### Aim of the exercise
Please pick out every line of the material below that contains the string "axis", and copy each such line in full.

==== Supplied data

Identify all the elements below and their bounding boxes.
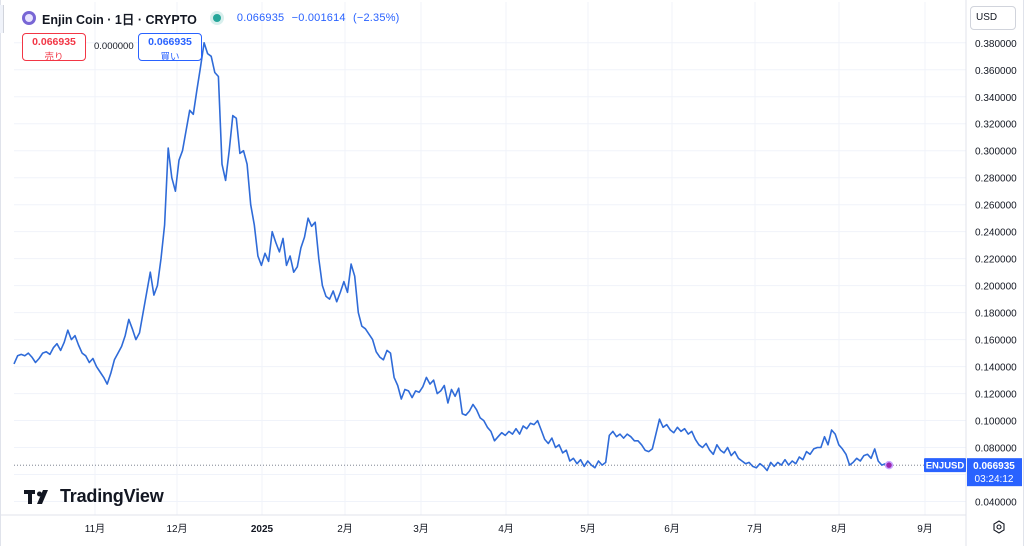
live-status-icon	[212, 14, 221, 22]
buy-price: 0.066935	[148, 36, 192, 48]
sell-price: 0.066935	[32, 36, 76, 48]
watermark-text: TradingView	[60, 486, 164, 506]
currency-select[interactable]: USD	[970, 6, 1016, 30]
y-tick-label: 0.180000	[975, 309, 1017, 320]
symbol-tag-text: ENJUSD	[926, 461, 965, 472]
y-tick-label: 0.040000	[975, 498, 1017, 509]
y-tick-label: 0.080000	[975, 444, 1017, 455]
y-tick-label: 0.240000	[975, 228, 1017, 239]
y-tick-label: 0.380000	[975, 39, 1017, 50]
y-tick-label: 0.300000	[975, 147, 1017, 158]
y-tick-label: 0.100000	[975, 417, 1017, 428]
enjin-coin-icon	[22, 11, 36, 25]
chart-grid	[14, 2, 966, 515]
y-tick-label: 0.320000	[975, 120, 1017, 131]
x-tick-label: 2025	[251, 524, 274, 535]
last-price: 0.066935	[236, 12, 285, 24]
y-tick-label: 0.120000	[975, 390, 1017, 401]
price-tag	[967, 458, 1022, 487]
sell-label: 売り	[44, 52, 64, 63]
x-tick-label: 11月	[85, 523, 105, 535]
x-tick-label: 2月	[337, 523, 353, 535]
last-point-marker	[884, 460, 894, 470]
x-tick-label: 5月	[580, 523, 596, 535]
chart-series	[13, 42, 966, 472]
y-tick-label: 0.360000	[975, 66, 1017, 77]
price-change-readout: 0.066935 −0.001614 (−2.35%)	[237, 12, 404, 24]
series-line	[13, 42, 890, 472]
chart-labels: ENJUSD 0.066935 03:24:12	[924, 458, 1022, 487]
y-tick-label: 0.340000	[975, 93, 1017, 104]
y-tick-label: 0.280000	[975, 174, 1017, 185]
price-tag-text: 0.066935	[973, 461, 1015, 472]
x-tick-label: 4月	[498, 523, 514, 535]
buy-label: 買い	[160, 52, 180, 63]
x-tick-label: 8月	[831, 523, 847, 535]
x-tick-label: 9月	[917, 523, 933, 535]
y-tick-label: 0.140000	[975, 363, 1017, 374]
buy-button[interactable]: 0.066935 買い	[138, 33, 202, 63]
x-tick-label: 7月	[747, 523, 763, 535]
settings-icon[interactable]	[992, 520, 1006, 534]
symbol-header: Enjin Coin · 1日 · CRYPTO 0.066935 −0.001…	[22, 8, 404, 28]
spread-value: 0.000000	[94, 41, 134, 52]
x-tick-label: 12月	[166, 523, 187, 535]
tradingview-logo-icon	[24, 489, 48, 504]
change-percent: (−2.35%)	[353, 12, 400, 24]
panel-edge-handle[interactable]	[0, 5, 4, 33]
y-tick-label: 0.220000	[975, 255, 1017, 266]
change-value: −0.001614	[291, 12, 346, 24]
y-tick-label: 0.200000	[975, 282, 1017, 293]
symbol-title[interactable]: Enjin Coin · 1日 · CRYPTO	[42, 12, 197, 27]
x-tick-label: 3月	[413, 523, 429, 535]
y-tick-label: 0.160000	[975, 336, 1017, 347]
symbol-tag	[924, 458, 966, 473]
sell-button[interactable]: 0.066935 売り	[22, 33, 86, 63]
countdown-text: 03:24:12	[975, 474, 1014, 485]
tradingview-watermark: TradingView	[24, 486, 164, 507]
y-tick-label: 0.260000	[975, 201, 1017, 212]
x-tick-label: 6月	[664, 523, 680, 535]
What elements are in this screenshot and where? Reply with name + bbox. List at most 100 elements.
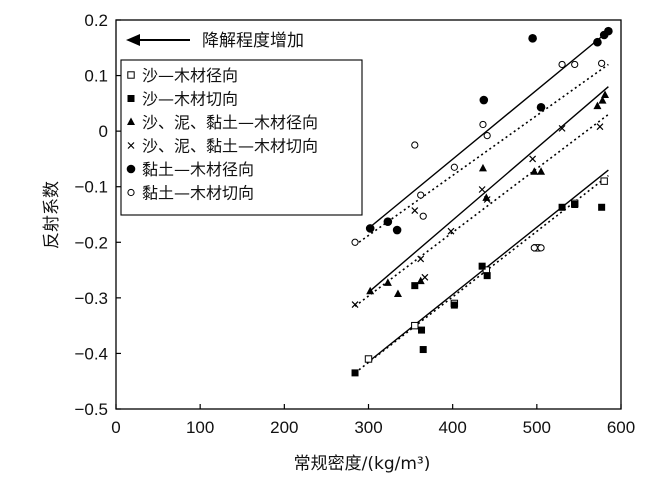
degradation-annotation: 降解程度增加 [126,31,304,51]
legend-marker [127,95,135,102]
series-4 [351,123,604,308]
data-point [604,26,613,36]
legend-box [120,59,363,216]
y-tick-label: −0.5 [74,400,108,419]
x-tick-label: 200 [270,418,298,437]
legend-marker [127,71,135,79]
data-point [537,167,546,175]
data-point [416,276,425,285]
data-point [593,101,602,110]
data-point [417,191,425,199]
data-point [419,346,427,354]
data-point [596,123,604,131]
data-point [536,102,546,112]
data-point [418,326,426,334]
legend-item: 沙、泥、黏土—木材径向 [127,113,318,132]
data-point [421,273,429,281]
legend-item: 沙—木材切向 [127,90,238,109]
trend-line-solid [368,169,609,363]
x-tick-label: 600 [607,418,635,437]
series-6 [351,59,606,252]
data-point [447,227,455,235]
y-tick-label: 0.2 [84,11,108,30]
trend-line-solid [368,86,609,293]
trend-line-dotted [354,63,609,246]
data-point [450,163,458,171]
series-3 [366,90,610,297]
legend-label: 沙、泥、黏土—木材径向 [142,113,318,132]
legend-item: 黏土—木材切向 [127,184,254,203]
x-tick-label: 0 [111,418,120,437]
legend-label: 沙、泥、黏土—木材切向 [142,137,318,156]
data-point [529,155,537,163]
legend-item: 沙—木材径向 [127,66,238,85]
legend-marker [127,142,135,149]
legend-marker [126,164,136,174]
data-point [479,120,487,129]
data-point [417,255,425,263]
data-point [366,286,375,295]
data-point [411,207,419,215]
data-point [351,301,359,308]
data-point [478,186,486,193]
y-tick-label: 0 [99,122,108,141]
data-points [351,26,613,377]
data-point [483,196,491,203]
legend-label: 黏土—木材切向 [142,184,254,203]
data-point [351,238,359,246]
data-point [558,203,566,211]
legend-item: 黏土—木材径向 [126,160,254,179]
data-point [598,203,606,211]
y-tick-label: −0.4 [74,344,108,363]
data-point [411,141,419,149]
legend-marker [127,117,135,125]
data-point [600,177,608,185]
trend-lines [354,30,609,374]
data-point [478,163,487,172]
data-point [411,321,419,330]
x-tick-label: 500 [523,418,551,437]
trend-line-solid [368,30,609,229]
x-axis-title: 常规密度/(kg/m³) [294,454,431,474]
legend-label: 沙—木材切向 [142,90,238,109]
data-point [483,272,491,280]
data-point [571,200,579,208]
annotation-text: 降解程度增加 [202,31,304,51]
data-point [364,355,373,363]
axis-ticks: 0 100 200 300 400 500 600 0.2 0.1 0 −0.1 −0.2 −0.3 −0… [74,11,635,437]
data-point [479,95,489,105]
series-2 [351,200,606,377]
data-point [593,37,602,47]
x-tick-label: 400 [438,418,466,437]
y-tick-label: −0.3 [74,289,108,308]
legend-label: 沙—木材径向 [142,66,238,85]
data-point [601,90,610,99]
annotation-arrow-head [126,34,140,46]
y-axis-title: 反射系数 [42,181,62,249]
x-tick-label: 300 [354,418,382,437]
data-point [383,217,393,227]
data-point [558,60,566,69]
data-point [528,34,537,43]
legend-marker [127,188,135,197]
series-5 [365,26,613,235]
data-point [351,369,359,377]
y-tick-label: 0.1 [84,67,108,86]
y-tick-label: −0.2 [74,233,108,252]
legend-item: 沙、泥、黏土—木材切向 [127,137,318,156]
legend: 沙—木材径向沙—木材切向沙、泥、黏土—木材径向沙、泥、黏土—木材切向黏土—木材径… [120,59,363,216]
legend-label: 黏土—木材径向 [142,160,254,179]
data-point [483,131,491,140]
data-point [383,278,392,286]
data-point [411,282,419,290]
trend-line-dotted [354,174,609,374]
data-point [478,262,486,270]
data-point [598,96,607,104]
legend-items: 沙—木材径向沙—木材切向沙、泥、黏土—木材径向沙、泥、黏土—木材切向黏土—木材径… [126,66,318,203]
trend-line-dotted [354,113,609,307]
data-point [537,244,545,252]
data-point [365,224,375,233]
y-tick-label: −0.1 [74,178,108,197]
data-point [450,301,458,309]
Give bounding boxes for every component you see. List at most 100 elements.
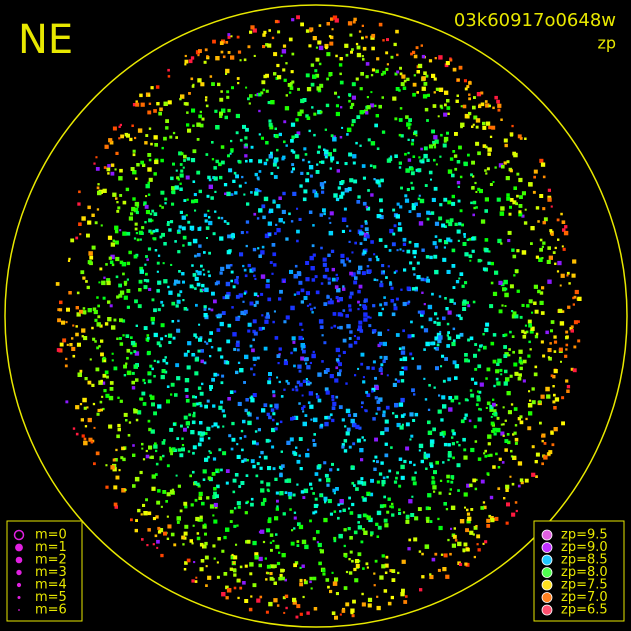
star (367, 189, 370, 192)
star (286, 440, 291, 445)
star (339, 325, 343, 330)
star (475, 191, 478, 193)
star (211, 425, 214, 428)
star (186, 426, 189, 429)
star (196, 253, 201, 257)
star (490, 421, 495, 426)
star (318, 45, 324, 51)
star (225, 469, 230, 473)
star (406, 249, 411, 254)
star (351, 82, 356, 87)
star (362, 380, 366, 384)
star (475, 125, 479, 129)
star (357, 289, 361, 294)
star (298, 454, 301, 457)
star (162, 262, 165, 265)
star (85, 280, 88, 283)
star (147, 528, 151, 532)
star (426, 119, 429, 122)
star (244, 181, 247, 184)
star (565, 343, 569, 347)
star (136, 238, 140, 242)
star (239, 252, 244, 257)
star (314, 472, 319, 476)
star (161, 232, 165, 237)
star (378, 184, 382, 188)
star (131, 206, 136, 212)
star (434, 221, 440, 226)
star (540, 311, 545, 315)
star (76, 291, 80, 295)
star (119, 337, 122, 340)
star (341, 126, 344, 129)
star (95, 156, 98, 159)
star (75, 332, 79, 337)
star (398, 511, 402, 515)
star (407, 158, 412, 162)
star (521, 303, 525, 307)
star (477, 151, 481, 156)
star (285, 62, 288, 65)
star (298, 369, 302, 373)
star (176, 437, 180, 440)
star (418, 156, 421, 159)
star (348, 571, 353, 575)
star (311, 353, 316, 359)
star (421, 552, 424, 556)
star (365, 390, 369, 394)
star (381, 554, 385, 558)
star (283, 360, 288, 366)
star (254, 277, 257, 280)
star (89, 358, 92, 361)
star (396, 471, 399, 475)
star (217, 313, 222, 318)
star (409, 352, 413, 356)
star (150, 429, 155, 434)
star (470, 508, 474, 511)
star (312, 224, 315, 227)
star (454, 395, 459, 400)
star (398, 161, 402, 165)
star (185, 214, 188, 217)
star (155, 85, 160, 89)
star (223, 183, 228, 187)
star (416, 70, 420, 74)
star (155, 462, 159, 466)
star (405, 446, 410, 451)
star (332, 15, 338, 20)
star (177, 448, 181, 452)
star (548, 450, 553, 455)
star (122, 200, 127, 205)
star (199, 110, 202, 114)
star (216, 561, 219, 564)
star (539, 238, 543, 242)
star (469, 336, 474, 341)
star (499, 211, 505, 216)
star (498, 280, 503, 285)
star (304, 153, 308, 156)
star (396, 202, 400, 206)
star (123, 412, 128, 417)
star (383, 296, 386, 299)
star (276, 376, 279, 379)
star (268, 154, 273, 159)
star (473, 555, 476, 559)
star (348, 304, 352, 308)
star (330, 249, 335, 253)
star (416, 91, 419, 94)
star (480, 259, 483, 262)
star (118, 469, 121, 472)
star (399, 358, 403, 361)
star (282, 596, 286, 600)
star (478, 103, 481, 106)
star (557, 260, 562, 266)
star (115, 151, 119, 155)
star (337, 95, 340, 99)
star (151, 321, 155, 325)
star (444, 90, 449, 95)
star (341, 229, 345, 233)
star (550, 374, 554, 377)
star-field (55, 15, 582, 620)
star (477, 548, 481, 552)
star (241, 459, 245, 463)
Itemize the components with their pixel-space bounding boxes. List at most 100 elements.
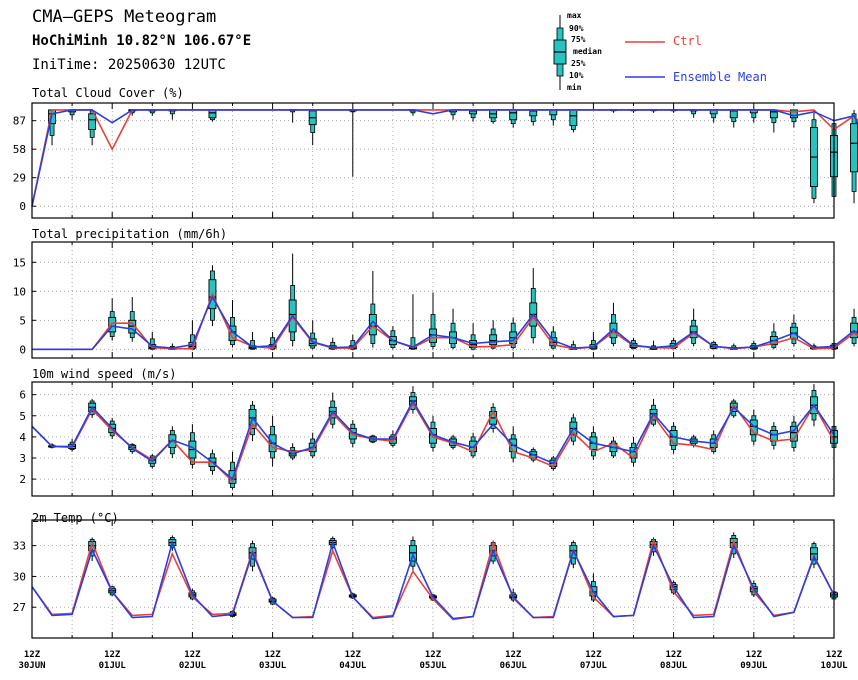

========

### Exercise result
x-axis-title: 常规密度/(kg/m³) [294,454,431,474]
axis-ticks: 0 100 200 300 400 500 600 0.2 0.1 0 −0.1 −0.2 −0.3 −0… [74,11,635,437]
y-axis-title: 反射系数 [42,181,62,249]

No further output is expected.